Source –
----------------------------------------

Next we will discuss some special processes, not only because they are themselves important, but because they are highly instructive.  In this discussion, we will emphasize several aspects of each case:

• a physical picture of what is happening, using a gas trapped in a container with a moveable piston
• a schematic representation of what is happening with regard to heat transfer and work done
• an accounting of the fates of the various thermodynamic variables over the course of the process
• relationships between thermodynamic variables in the process due to state equations and the first law
• a $$PV$$ diagram of the process

One must keep in mind that all of these processes are assumed to be quasi-static, which means that when arrows indicate heat transfer or work performed, this occurs due to an infinitesimal imbalance.

By “special processes,” we simply mean processes that eliminate from consideration one (or more) of the thermodynamic variables we have discussed so far.  These variables include, volume, pressure, temperature, internal energy, heat, and work (particle number is already eliminated for every case, since we have decided to always hold it constant).

----------------------------------------

Recorded information –
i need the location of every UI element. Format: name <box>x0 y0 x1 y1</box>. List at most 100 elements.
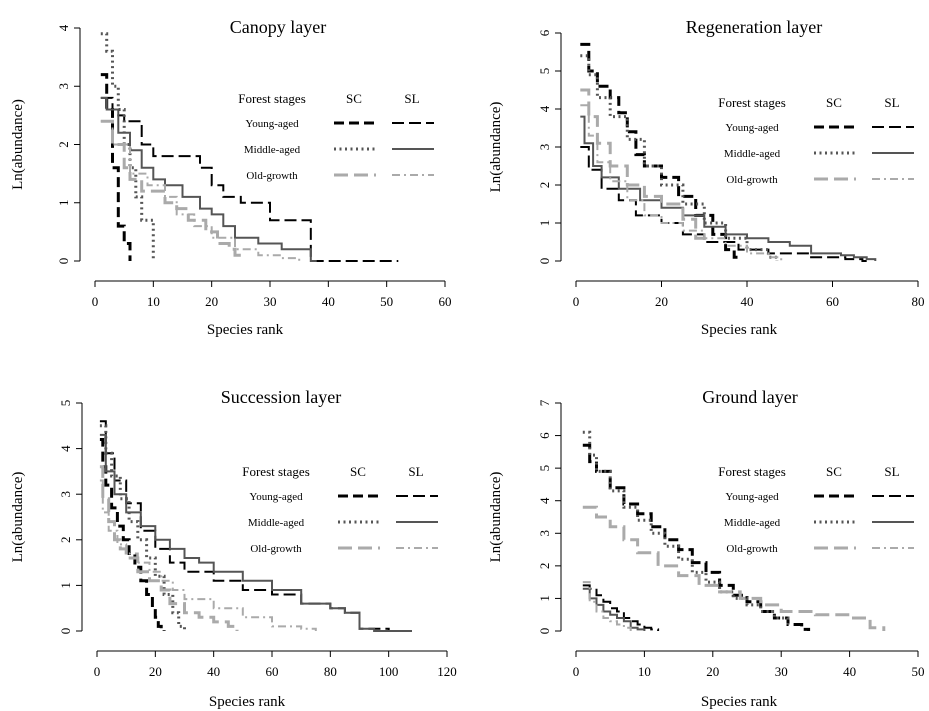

----------------------------------------

Task –
Answer these from the passage on special thermodynamic processes:
(a) What setup does the physical picture of each process use?
(b) Under the quasi-static assumption, what causes the heat transfer or work that arrows indicate?
(c) Which variable is already eliminated in every case, and for what reason?
The listing is separate material and does not relate to the passage on special thermodynamic processes.

Solution to this problem –
(a) A gas trapped in a container with a moveable piston.
(b) An infinitesimal imbalance.
(c) Particle number, because it has been decided to always hold it constant.